_BRIEF_:
Single out the lines that include the word "image". Copy them.

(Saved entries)
——
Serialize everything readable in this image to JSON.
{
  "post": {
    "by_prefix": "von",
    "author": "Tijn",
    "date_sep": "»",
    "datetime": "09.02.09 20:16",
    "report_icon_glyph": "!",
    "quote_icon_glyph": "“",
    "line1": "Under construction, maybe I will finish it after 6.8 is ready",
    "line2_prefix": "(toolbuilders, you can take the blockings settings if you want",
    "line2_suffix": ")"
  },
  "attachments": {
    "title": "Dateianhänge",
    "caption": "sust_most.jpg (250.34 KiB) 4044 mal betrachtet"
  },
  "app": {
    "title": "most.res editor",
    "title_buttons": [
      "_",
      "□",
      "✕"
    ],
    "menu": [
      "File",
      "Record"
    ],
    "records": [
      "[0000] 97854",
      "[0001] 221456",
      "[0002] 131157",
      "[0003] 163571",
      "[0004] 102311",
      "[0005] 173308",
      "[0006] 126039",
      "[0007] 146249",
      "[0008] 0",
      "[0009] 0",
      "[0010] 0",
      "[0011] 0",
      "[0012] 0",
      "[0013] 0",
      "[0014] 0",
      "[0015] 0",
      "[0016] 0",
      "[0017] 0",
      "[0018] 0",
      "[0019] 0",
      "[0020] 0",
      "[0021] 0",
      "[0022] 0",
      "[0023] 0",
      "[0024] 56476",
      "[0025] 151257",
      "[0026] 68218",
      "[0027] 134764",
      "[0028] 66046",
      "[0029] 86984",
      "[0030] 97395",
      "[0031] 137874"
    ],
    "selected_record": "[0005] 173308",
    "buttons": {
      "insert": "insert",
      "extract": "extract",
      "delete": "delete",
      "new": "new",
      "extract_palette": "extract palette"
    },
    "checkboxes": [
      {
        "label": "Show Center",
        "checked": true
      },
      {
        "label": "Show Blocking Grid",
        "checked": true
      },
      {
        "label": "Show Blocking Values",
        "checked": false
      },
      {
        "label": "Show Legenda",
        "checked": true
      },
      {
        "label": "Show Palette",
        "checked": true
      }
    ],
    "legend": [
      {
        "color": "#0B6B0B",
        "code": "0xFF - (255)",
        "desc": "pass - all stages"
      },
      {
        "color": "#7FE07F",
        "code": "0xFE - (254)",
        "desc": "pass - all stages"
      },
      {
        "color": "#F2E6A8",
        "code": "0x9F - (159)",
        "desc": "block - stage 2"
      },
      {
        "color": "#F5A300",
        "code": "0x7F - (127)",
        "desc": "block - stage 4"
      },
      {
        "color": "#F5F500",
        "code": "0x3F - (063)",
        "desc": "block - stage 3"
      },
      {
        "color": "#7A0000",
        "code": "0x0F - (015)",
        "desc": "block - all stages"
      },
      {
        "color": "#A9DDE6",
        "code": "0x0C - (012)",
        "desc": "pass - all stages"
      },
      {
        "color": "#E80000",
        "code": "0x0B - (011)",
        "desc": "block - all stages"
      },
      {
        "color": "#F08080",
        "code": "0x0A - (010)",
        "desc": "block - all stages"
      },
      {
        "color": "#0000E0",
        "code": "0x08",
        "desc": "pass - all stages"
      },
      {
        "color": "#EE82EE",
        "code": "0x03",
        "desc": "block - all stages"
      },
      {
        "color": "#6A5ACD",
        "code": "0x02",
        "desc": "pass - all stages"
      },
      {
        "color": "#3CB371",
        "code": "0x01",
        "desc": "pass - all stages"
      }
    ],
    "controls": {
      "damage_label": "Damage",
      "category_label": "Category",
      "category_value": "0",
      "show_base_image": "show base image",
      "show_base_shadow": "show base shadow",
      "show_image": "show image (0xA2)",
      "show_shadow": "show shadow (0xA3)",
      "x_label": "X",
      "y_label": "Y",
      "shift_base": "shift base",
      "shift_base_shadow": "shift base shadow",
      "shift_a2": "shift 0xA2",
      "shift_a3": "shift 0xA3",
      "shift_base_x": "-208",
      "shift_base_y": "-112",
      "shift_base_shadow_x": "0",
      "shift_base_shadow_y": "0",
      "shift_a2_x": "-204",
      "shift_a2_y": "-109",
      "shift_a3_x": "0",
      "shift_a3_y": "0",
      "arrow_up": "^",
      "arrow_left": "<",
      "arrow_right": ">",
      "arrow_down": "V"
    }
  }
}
——
_ANSWER TO THIS TASK_:
Serialize everything readable in this image to JSON.
      "show_base_image": "show base image",
      "show_image": "show image (0xA2)",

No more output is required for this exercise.